***** Input data *****

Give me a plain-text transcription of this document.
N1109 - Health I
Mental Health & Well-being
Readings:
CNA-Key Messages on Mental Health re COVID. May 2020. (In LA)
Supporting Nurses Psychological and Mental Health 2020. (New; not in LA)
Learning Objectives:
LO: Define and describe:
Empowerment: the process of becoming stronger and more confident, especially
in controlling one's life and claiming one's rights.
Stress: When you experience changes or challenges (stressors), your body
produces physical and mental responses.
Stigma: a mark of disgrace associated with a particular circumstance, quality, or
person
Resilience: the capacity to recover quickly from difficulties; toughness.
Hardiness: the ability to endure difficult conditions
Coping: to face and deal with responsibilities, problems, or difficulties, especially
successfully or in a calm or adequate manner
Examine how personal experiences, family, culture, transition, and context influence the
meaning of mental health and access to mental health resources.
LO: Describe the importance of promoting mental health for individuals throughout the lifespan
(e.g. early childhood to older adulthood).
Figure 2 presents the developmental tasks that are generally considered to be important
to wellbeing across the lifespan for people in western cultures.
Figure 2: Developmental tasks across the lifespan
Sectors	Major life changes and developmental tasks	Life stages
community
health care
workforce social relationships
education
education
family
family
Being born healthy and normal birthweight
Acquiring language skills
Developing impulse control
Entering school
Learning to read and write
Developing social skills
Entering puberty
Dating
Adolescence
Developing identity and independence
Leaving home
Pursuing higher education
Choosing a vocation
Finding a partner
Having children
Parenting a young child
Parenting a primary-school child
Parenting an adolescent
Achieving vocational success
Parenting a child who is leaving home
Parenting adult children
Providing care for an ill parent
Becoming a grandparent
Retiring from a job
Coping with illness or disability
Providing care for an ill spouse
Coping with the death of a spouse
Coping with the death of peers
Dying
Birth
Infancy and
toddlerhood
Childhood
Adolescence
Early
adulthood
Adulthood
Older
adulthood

*****
***** Input data *****

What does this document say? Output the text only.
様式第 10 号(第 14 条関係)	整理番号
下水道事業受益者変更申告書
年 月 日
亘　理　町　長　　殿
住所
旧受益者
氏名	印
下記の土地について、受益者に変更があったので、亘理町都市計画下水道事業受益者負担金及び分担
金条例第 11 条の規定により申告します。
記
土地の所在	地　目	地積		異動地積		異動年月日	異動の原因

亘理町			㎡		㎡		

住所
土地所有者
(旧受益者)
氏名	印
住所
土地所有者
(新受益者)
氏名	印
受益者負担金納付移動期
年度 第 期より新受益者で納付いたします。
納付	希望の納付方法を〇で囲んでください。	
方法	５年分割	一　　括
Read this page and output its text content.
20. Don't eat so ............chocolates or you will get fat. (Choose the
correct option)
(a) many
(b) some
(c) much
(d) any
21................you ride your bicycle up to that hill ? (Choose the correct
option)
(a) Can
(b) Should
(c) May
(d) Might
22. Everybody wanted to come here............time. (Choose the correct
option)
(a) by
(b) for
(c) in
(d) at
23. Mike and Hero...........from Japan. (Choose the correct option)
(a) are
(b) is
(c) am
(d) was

*****

In the records above, locate every line with the string "Figure" and copy it.

Figure 2 presents the developmental tasks that are generally considered to be important
Figure 2: Developmental tasks across the lifespan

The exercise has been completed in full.